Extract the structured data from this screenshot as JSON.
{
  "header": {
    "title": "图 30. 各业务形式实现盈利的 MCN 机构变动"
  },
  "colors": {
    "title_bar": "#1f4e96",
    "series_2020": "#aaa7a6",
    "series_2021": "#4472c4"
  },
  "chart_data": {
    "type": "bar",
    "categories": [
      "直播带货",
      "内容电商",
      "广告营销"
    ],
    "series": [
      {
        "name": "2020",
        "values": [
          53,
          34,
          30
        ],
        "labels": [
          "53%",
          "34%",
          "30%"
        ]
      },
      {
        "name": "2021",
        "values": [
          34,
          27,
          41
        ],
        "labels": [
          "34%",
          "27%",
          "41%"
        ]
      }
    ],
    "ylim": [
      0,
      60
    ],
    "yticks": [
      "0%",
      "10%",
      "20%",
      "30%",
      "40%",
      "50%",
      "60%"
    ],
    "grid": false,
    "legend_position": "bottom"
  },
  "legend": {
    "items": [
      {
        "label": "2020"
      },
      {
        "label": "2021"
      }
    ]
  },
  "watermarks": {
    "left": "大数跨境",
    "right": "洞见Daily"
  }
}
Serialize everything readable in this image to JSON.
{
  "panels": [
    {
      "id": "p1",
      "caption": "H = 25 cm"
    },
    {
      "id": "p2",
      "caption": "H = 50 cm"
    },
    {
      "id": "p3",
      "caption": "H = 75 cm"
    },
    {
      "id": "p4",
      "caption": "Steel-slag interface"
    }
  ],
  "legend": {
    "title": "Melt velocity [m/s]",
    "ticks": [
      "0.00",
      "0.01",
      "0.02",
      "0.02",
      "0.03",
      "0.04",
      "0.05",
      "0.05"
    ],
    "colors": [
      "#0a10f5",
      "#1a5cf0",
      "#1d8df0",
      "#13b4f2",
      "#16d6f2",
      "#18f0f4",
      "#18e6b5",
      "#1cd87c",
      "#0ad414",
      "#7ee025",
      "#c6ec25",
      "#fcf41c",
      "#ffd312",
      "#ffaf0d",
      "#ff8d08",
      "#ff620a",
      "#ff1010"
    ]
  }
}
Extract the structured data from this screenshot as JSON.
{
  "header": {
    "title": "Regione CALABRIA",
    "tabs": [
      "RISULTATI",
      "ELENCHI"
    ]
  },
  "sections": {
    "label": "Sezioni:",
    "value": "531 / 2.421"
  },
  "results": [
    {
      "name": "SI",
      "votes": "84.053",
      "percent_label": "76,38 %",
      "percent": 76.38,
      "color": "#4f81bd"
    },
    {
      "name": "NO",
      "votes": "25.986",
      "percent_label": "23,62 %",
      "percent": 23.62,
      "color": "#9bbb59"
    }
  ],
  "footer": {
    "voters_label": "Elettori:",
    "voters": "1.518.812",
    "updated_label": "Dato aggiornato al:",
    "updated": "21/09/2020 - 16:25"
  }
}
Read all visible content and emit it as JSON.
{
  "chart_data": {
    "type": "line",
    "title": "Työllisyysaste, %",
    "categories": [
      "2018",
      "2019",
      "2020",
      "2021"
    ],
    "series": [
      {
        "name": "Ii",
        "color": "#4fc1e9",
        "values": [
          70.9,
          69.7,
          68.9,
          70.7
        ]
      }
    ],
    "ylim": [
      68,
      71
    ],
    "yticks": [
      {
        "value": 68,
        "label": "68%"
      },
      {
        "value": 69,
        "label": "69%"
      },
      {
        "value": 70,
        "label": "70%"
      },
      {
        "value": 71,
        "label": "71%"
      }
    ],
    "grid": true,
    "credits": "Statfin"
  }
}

========

From the line that contains "Serialize everything readable" to the last line of the material above, repeat every line exactly, keeping both the first and the last.

**Result of the exercise:**
Serialize everything readable in this image to JSON.
{
  "panels": [
    {
      "id": "p1",
      "caption": "H = 25 cm"
    },
    {
      "id": "p2",
      "caption": "H = 50 cm"
    },
    {
      "id": "p3",
      "caption": "H = 75 cm"
    },
    {
      "id": "p4",
      "caption": "Steel-slag interface"
    }
  ],
  "legend": {
    "title": "Melt velocity [m/s]",
    "ticks": [
      "0.00",
      "0.01",
      "0.02",
      "0.02",
      "0.03",
      "0.04",
      "0.05",
      "0.05"
    ],
    "colors": [
      "#0a10f5",
      "#1a5cf0",
      "#1d8df0",
      "#13b4f2",
      "#16d6f2",
      "#18f0f4",
      "#18e6b5",
      "#1cd87c",
      "#0ad414",
      "#7ee025",
      "#c6ec25",
      "#fcf41c",
      "#ffd312",
      "#ffaf0d",
      "#ff8d08",
      "#ff620a",
      "#ff1010"
    ]
  }
}
Extract the structured data from this screenshot as JSON.
{
  "header": {
    "title": "Regione CALABRIA",
    "tabs": [
      "RISULTATI",
      "ELENCHI"
    ]
  },
  "sections": {
    "label": "Sezioni:",
    "value": "531 / 2.421"
  },
  "results": [
    {
      "name": "SI",
      "votes": "84.053",
      "percent_label": "76,38 %",
      "percent": 76.38,
      "color": "#4f81bd"
    },
    {
      "name": "NO",
      "votes": "25.986",
      "percent_label": "23,62 %",
      "percent": 23.62,
      "color": "#9bbb59"
    }
  ],
  "footer": {
    "voters_label": "Elettori:",
    "voters": "1.518.812",
    "updated_label": "Dato aggiornato al:",
    "updated": "21/09/2020 - 16:25"
  }
}
Read all visible content and emit it as JSON.
{
  "chart_data": {
    "type": "line",
    "title": "Työllisyysaste, %",
    "categories": [
      "2018",
      "2019",
      "2020",
      "2021"
    ],
    "series": [
      {
        "name": "Ii",
        "color": "#4fc1e9",
        "values": [
          70.9,
          69.7,
          68.9,
          70.7
        ]
      }
    ],
    "ylim": [
      68,
      71
    ],
    "yticks": [
      {
        "value": 68,
        "label": "68%"
      },
      {
        "value": 69,
        "label": "69%"
      },
      {
        "value": 70,
        "label": "70%"
      },
      {
        "value": 71,
        "label": "71%"
      }
    ],
    "grid": true,
    "credits": "Statfin"
  }
}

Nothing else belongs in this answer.